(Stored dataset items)
## BEGIN
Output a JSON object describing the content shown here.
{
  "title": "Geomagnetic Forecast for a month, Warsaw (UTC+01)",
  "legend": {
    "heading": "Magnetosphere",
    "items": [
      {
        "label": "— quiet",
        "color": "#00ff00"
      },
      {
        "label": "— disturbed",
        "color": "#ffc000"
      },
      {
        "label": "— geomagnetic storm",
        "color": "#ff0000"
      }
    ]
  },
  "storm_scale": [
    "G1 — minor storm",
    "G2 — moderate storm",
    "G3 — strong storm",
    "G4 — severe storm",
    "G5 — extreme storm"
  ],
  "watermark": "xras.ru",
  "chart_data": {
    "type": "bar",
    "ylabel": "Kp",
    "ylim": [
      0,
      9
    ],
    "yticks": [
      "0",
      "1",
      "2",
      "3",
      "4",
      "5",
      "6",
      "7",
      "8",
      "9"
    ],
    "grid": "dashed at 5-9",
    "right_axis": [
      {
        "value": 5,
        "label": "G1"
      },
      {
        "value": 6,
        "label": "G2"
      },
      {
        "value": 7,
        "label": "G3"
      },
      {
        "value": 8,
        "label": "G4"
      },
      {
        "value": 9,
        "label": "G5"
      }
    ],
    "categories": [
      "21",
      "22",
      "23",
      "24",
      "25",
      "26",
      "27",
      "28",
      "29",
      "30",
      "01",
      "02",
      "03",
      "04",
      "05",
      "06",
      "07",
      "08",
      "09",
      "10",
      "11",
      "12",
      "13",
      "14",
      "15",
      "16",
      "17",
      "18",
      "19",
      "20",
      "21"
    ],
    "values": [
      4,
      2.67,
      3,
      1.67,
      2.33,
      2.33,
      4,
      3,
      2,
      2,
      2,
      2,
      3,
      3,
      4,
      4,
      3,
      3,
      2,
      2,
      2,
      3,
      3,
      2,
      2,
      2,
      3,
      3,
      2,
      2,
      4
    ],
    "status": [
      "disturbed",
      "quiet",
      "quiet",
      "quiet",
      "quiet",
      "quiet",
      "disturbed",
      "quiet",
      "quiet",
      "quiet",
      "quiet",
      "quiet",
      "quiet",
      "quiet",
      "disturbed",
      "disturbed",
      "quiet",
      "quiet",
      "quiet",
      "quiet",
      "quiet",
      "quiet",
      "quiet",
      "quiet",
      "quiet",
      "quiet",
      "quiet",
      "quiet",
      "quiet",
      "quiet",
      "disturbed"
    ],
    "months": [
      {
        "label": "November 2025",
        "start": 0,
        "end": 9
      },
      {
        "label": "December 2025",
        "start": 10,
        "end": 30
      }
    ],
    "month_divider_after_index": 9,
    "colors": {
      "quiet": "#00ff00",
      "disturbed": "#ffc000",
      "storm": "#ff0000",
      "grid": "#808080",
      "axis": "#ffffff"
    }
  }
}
## END
= Problem description =
Reproduce each record exactly, leaving nothing out.

= Complete output =
Output a JSON object describing the content shown here.
{
  "title": "Geomagnetic Forecast for a month, Warsaw (UTC+01)",
  "legend": {
    "heading": "Magnetosphere",
    "items": [
      {
        "label": "— quiet",
        "color": "#00ff00"
      },
      {
        "label": "— disturbed",
        "color": "#ffc000"
      },
      {
        "label": "— geomagnetic storm",
        "color": "#ff0000"
      }
    ]
  },
  "storm_scale": [
    "G1 — minor storm",
    "G2 — moderate storm",
    "G3 — strong storm",
    "G4 — severe storm",
    "G5 — extreme storm"
  ],
  "watermark": "xras.ru",
  "chart_data": {
    "type": "bar",
    "ylabel": "Kp",
    "ylim": [
      0,
      9
    ],
    "yticks": [
      "0",
      "1",
      "2",
      "3",
      "4",
      "5",
      "6",
      "7",
      "8",
      "9"
    ],
    "grid": "dashed at 5-9",
    "right_axis": [
      {
        "value": 5,
        "label": "G1"
      },
      {
        "value": 6,
        "label": "G2"
      },
      {
        "value": 7,
        "label": "G3"
      },
      {
        "value": 8,
        "label": "G4"
      },
      {
        "value": 9,
        "label": "G5"
      }
    ],
    "categories": [
      "21",
      "22",
      "23",
      "24",
      "25",
      "26",
      "27",
      "28",
      "29",
      "30",
      "01",
      "02",
      "03",
      "04",
      "05",
      "06",
      "07",
      "08",
      "09",
      "10",
      "11",
      "12",
      "13",
      "14",
      "15",
      "16",
      "17",
      "18",
      "19",
      "20",
      "21"
    ],
    "values": [
      4,
      2.67,
      3,
      1.67,
      2.33,
      2.33,
      4,
      3,
      2,
      2,
      2,
      2,
      3,
      3,
      4,
      4,
      3,
      3,
      2,
      2,
      2,
      3,
      3,
      2,
      2,
      2,
      3,
      3,
      2,
      2,
      4
    ],
    "status": [
      "disturbed",
      "quiet",
      "quiet",
      "quiet",
      "quiet",
      "quiet",
      "disturbed",
      "quiet",
      "quiet",
      "quiet",
      "quiet",
      "quiet",
      "quiet",
      "quiet",
      "disturbed",
      "disturbed",
      "quiet",
      "quiet",
      "quiet",
      "quiet",
      "quiet",
      "quiet",
      "quiet",
      "quiet",
      "quiet",
      "quiet",
      "quiet",
      "quiet",
      "quiet",
      "quiet",
      "disturbed"
    ],
    "months": [
      {
        "label": "November 2025",
        "start": 0,
        "end": 9
      },
      {
        "label": "December 2025",
        "start": 10,
        "end": 30
      }
    ],
    "month_divider_after_index": 9,
    "colors": {
      "quiet": "#00ff00",
      "disturbed": "#ffc000",
      "storm": "#ff0000",
      "grid": "#808080",
      "axis": "#ffffff"
    }
  }
}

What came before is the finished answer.